— Start Material for this exercise —

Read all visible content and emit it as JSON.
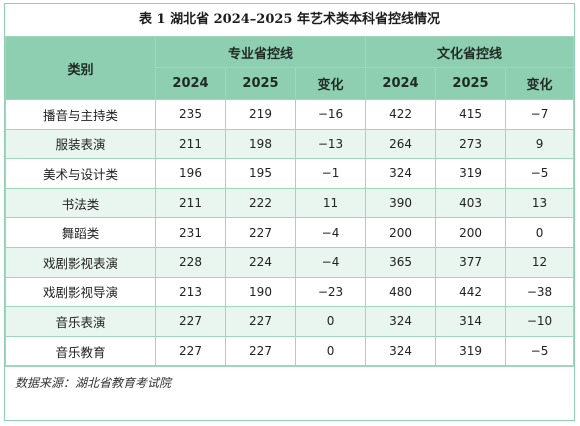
{
  "title": "表 1  湖北省 2024–2025 年艺术类本科省控线情况",
  "header": {
    "category": "类别",
    "group1": "专业省控线",
    "group2": "文化省控线",
    "sub": [
      "2024",
      "2025",
      "变化",
      "2024",
      "2025",
      "变化"
    ]
  },
  "rows": [
    {
      "cat": "播音与主持类",
      "v": [
        "235",
        "219",
        "−16",
        "422",
        "415",
        "−7"
      ]
    },
    {
      "cat": "服装表演",
      "v": [
        "211",
        "198",
        "−13",
        "264",
        "273",
        "9"
      ]
    },
    {
      "cat": "美术与设计类",
      "v": [
        "196",
        "195",
        "−1",
        "324",
        "319",
        "−5"
      ]
    },
    {
      "cat": "书法类",
      "v": [
        "211",
        "222",
        "11",
        "390",
        "403",
        "13"
      ]
    },
    {
      "cat": "舞蹈类",
      "v": [
        "231",
        "227",
        "−4",
        "200",
        "200",
        "0"
      ]
    },
    {
      "cat": "戏剧影视表演",
      "v": [
        "228",
        "224",
        "−4",
        "365",
        "377",
        "12"
      ]
    },
    {
      "cat": "戏剧影视导演",
      "v": [
        "213",
        "190",
        "−23",
        "480",
        "442",
        "−38"
      ]
    },
    {
      "cat": "音乐表演",
      "v": [
        "227",
        "227",
        "0",
        "324",
        "314",
        "−10"
      ]
    },
    {
      "cat": "音乐教育",
      "v": [
        "227",
        "227",
        "0",
        "324",
        "319",
        "−5"
      ]
    }
  ],
  "source": "数据来源：湖北省教育考试院"
}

— End Material for this exercise —

■ **Do this**:
Write out the whole listing exactly, and drop the pictures.

■ **Output for this task**:
Read all visible content and emit it as JSON.
{
  "title": "表 1  湖北省 2024–2025 年艺术类本科省控线情况",
  "header": {
    "category": "类别",
    "group1": "专业省控线",
    "group2": "文化省控线",
    "sub": [
      "2024",
      "2025",
      "变化",
      "2024",
      "2025",
      "变化"
    ]
  },
  "rows": [
    {
      "cat": "播音与主持类",
      "v": [
        "235",
        "219",
        "−16",
        "422",
        "415",
        "−7"
      ]
    },
    {
      "cat": "服装表演",
      "v": [
        "211",
        "198",
        "−13",
        "264",
        "273",
        "9"
      ]
    },
    {
      "cat": "美术与设计类",
      "v": [
        "196",
        "195",
        "−1",
        "324",
        "319",
        "−5"
      ]
    },
    {
      "cat": "书法类",
      "v": [
        "211",
        "222",
        "11",
        "390",
        "403",
        "13"
      ]
    },
    {
      "cat": "舞蹈类",
      "v": [
        "231",
        "227",
        "−4",
        "200",
        "200",
        "0"
      ]
    },
    {
      "cat": "戏剧影视表演",
      "v": [
        "228",
        "224",
        "−4",
        "365",
        "377",
        "12"
      ]
    },
    {
      "cat": "戏剧影视导演",
      "v": [
        "213",
        "190",
        "−23",
        "480",
        "442",
        "−38"
      ]
    },
    {
      "cat": "音乐表演",
      "v": [
        "227",
        "227",
        "0",
        "324",
        "314",
        "−10"
      ]
    },
    {
      "cat": "音乐教育",
      "v": [
        "227",
        "227",
        "0",
        "324",
        "319",
        "−5"
      ]
    }
  ],
  "source": "数据来源：湖北省教育考试院"
}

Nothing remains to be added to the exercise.